__TEXT__.
-=-=-

Newtlang incubator (NP: glot-taolic theory)
Anthologica Universe Atlas / Academia / Department of Creativity / Newtlang incubator (NP: glot-taolic theory)

previous 1 2 next end
? twabs fair maiden
posts: 211
, Conversational Speaker, [ˈaɪwə]
message
Read "incubator" as "scratchpad", really... I just use the title because, really, my conlangs just sort of incubate until I decide to continue developing them.

So here's a bit of a phonology sketch for an updated Elmin:

Consonants:
m n  ŋ
  tʰ kʰ
  t  k
b d  g

r l

There is probably a form of either contrastive palatalization, or iotated vowels — I'm leaning toward the latter — but it's not going to be especially common. /tʰ kʰ/ are written th ch (and /k/ is written c), and /ŋ/ is written ng, or nh intervocalically.

Vowels (and romanization):
i ɨ u  i y u
e   o  e   o
ɛ   ʌ  ea eo
  a      a

There is also a marginal vowel oe [y], because FOUR HIGH VOWELS WHAT HEY! also diphthongs in -i and -u.1

The interesting part is the syllable structure, which is probably best analyzed as (C)V(V)C, where the coda consonant is one of /m n ŋ l r/, which before another consonant assimilates essentially just like the n in Latin cōn, except before nasals where they still contrast. Words can end with vowels, however, and also may begin (and probably also end) with nasal + consonant, so basically the only important restriction I have is that vowels can't come directly before stops. Oh, and there's also a unique pair of diphthongs /ɰm ɰn/ gm gn which can appear intervocalically or word-finally (but not before another consonant, and not word-initially either.)

_________________________
1. Edit: I had no idea how blatantly Korean this was... <eo> as /ʌ/ was the only Korean nod intended, I swear.
? Morrígan Witch Queen of New York
posts: 303
, Marquise message
This is weird. Plausibly weird. I like it.
? twabs fair maiden
posts: 211
, Conversational Speaker, /ˈajwʌ/
message
Well, it's an entlang, so plausibility'll be defenestrated in any case. :-)

Allophony
Allophony is fairly prevalent across morpheme and word boundaries, given the divergent syllable structures there. As vowels cannot precede stops, a nasal is inserted before initial stops: bearanna "to be", but túinde mbearanna "I am". Words ending in a liquid assimilate to the following consonant, as canheon "canyon"+Oh, shut up, I'm too lazy to think of real words. but canheom bearanna "there is a canyon". Final -gm or -gn assimilate as any other nasal... except before a nasal where they instead smooth to /ŋ/.
Of course, there's also assimilations that just don't make much sense anyway.

Morphology is mostly unremarkable (basically, most things are prepositive), and wasn't very rigid anyway, so we'll just skip over it.

-=-=-

(Entries drawn from a collection)
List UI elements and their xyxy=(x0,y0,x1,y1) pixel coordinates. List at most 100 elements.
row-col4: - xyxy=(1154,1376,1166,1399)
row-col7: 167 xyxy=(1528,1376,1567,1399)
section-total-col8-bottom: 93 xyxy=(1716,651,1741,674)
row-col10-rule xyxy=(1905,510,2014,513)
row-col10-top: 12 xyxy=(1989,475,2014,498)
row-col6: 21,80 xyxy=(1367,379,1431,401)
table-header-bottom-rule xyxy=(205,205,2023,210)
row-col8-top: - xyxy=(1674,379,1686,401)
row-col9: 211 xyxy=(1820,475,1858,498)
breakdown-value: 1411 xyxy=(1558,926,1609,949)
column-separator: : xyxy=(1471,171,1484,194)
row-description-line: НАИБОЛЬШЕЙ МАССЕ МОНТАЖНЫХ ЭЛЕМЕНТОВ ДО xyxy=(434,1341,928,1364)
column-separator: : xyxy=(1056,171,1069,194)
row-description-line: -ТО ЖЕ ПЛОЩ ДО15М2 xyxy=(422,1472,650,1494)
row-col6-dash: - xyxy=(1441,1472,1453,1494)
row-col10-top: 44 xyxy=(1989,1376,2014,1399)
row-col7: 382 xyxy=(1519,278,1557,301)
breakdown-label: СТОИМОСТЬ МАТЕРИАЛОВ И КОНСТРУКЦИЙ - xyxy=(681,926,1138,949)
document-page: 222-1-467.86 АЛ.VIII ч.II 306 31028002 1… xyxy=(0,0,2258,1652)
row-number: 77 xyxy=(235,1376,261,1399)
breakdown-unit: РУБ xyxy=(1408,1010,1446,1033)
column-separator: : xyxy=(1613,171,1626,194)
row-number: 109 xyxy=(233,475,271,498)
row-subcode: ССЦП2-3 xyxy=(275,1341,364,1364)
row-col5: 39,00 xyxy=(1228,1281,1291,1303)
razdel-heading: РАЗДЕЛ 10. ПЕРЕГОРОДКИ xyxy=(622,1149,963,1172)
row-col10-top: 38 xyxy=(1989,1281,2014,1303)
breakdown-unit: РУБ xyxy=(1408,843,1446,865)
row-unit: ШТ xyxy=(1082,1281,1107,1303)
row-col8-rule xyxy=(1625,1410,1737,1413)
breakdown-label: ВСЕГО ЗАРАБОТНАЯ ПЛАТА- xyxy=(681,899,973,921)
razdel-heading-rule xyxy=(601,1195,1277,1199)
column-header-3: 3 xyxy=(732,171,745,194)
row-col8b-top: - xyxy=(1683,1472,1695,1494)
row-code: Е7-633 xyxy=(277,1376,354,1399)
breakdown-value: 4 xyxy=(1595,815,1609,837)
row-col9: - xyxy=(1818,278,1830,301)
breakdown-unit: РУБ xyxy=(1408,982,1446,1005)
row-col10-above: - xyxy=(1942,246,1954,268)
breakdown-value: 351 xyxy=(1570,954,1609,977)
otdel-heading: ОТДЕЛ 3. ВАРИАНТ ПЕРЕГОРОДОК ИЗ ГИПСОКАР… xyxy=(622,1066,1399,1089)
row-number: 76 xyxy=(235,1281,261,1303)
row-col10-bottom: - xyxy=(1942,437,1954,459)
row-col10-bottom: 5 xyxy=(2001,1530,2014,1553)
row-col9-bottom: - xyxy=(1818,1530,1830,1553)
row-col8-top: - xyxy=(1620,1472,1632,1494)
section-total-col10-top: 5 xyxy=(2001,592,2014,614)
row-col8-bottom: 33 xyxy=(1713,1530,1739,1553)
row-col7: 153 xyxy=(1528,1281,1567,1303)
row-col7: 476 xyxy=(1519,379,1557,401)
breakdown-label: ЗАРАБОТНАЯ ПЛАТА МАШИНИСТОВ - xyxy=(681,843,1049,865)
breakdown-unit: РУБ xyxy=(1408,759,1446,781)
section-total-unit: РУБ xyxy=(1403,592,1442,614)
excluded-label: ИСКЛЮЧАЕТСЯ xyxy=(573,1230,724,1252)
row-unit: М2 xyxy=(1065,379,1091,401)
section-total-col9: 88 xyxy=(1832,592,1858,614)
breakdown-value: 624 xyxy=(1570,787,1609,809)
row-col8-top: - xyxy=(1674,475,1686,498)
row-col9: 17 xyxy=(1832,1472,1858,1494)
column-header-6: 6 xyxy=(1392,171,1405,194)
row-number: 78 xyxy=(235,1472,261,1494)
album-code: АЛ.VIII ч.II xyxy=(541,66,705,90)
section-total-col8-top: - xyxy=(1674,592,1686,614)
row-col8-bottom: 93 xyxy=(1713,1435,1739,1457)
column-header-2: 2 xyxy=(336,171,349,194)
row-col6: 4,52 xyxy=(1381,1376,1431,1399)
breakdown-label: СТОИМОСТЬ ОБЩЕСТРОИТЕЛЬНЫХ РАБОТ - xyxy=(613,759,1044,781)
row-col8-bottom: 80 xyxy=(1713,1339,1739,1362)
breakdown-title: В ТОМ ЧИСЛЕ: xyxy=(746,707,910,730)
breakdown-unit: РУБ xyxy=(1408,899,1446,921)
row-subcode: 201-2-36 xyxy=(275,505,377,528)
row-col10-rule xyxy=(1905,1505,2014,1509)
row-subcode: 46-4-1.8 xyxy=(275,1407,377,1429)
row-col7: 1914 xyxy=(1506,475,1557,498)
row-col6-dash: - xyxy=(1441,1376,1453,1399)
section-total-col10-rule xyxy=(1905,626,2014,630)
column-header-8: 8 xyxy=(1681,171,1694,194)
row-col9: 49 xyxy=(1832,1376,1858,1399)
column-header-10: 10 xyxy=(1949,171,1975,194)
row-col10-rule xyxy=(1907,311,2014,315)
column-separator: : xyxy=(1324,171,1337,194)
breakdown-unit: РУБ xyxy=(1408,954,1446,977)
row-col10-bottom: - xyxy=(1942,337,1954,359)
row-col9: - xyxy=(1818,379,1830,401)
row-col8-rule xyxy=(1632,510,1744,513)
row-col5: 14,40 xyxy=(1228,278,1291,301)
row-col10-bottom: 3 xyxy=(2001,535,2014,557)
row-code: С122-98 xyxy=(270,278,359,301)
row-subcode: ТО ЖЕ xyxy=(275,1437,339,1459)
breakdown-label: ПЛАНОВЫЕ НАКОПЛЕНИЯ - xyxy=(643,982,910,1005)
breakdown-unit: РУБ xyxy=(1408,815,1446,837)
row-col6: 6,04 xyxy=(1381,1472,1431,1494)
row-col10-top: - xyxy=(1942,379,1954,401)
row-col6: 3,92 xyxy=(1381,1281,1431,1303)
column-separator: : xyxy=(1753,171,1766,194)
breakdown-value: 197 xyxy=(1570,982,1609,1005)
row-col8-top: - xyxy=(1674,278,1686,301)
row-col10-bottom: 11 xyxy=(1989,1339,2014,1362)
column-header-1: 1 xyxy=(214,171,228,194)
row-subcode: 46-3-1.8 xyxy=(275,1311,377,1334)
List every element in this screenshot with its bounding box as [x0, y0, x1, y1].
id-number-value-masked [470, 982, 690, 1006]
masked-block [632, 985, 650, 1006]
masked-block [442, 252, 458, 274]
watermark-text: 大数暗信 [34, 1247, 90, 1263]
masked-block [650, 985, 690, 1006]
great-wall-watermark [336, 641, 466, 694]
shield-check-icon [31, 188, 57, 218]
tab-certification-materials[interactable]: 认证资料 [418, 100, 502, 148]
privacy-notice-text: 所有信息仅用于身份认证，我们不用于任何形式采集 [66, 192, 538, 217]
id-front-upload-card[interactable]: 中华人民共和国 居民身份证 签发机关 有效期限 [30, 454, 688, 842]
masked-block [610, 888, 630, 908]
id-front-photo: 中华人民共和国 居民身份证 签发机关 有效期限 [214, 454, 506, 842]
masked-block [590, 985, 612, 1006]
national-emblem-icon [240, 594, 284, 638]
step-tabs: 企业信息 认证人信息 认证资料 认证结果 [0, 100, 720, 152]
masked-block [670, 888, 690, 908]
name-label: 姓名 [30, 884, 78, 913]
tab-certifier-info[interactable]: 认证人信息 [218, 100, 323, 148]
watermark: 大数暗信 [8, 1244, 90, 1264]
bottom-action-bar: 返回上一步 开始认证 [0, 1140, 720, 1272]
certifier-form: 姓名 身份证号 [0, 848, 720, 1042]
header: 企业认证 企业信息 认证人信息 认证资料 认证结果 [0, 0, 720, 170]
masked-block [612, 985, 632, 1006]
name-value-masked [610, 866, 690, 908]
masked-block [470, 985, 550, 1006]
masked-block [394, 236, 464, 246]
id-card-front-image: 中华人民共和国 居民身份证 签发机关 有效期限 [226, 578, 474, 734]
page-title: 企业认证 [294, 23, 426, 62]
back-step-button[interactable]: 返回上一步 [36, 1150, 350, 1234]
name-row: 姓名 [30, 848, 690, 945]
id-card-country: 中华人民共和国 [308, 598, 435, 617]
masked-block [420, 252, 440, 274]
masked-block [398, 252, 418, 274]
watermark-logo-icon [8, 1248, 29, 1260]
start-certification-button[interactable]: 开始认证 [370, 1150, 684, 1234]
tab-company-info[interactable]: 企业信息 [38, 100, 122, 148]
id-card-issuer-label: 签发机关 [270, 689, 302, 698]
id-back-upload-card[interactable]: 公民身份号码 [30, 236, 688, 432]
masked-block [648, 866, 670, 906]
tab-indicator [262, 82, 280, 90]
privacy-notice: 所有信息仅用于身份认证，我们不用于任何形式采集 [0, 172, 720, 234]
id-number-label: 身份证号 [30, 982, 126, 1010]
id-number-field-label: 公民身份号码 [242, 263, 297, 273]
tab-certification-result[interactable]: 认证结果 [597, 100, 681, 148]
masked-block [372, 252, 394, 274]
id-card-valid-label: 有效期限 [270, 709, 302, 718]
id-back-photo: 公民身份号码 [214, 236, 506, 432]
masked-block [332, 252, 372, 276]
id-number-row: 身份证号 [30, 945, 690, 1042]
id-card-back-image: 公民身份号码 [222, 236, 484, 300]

-=-=-

__TASK DESCRIPTION__. In the forum post about Elmin, what is inserted before word-initial stops? The records have no connection to the forum post about Elmin.

__THE COMPLETED TASK__. A nasal is inserted before initial stops.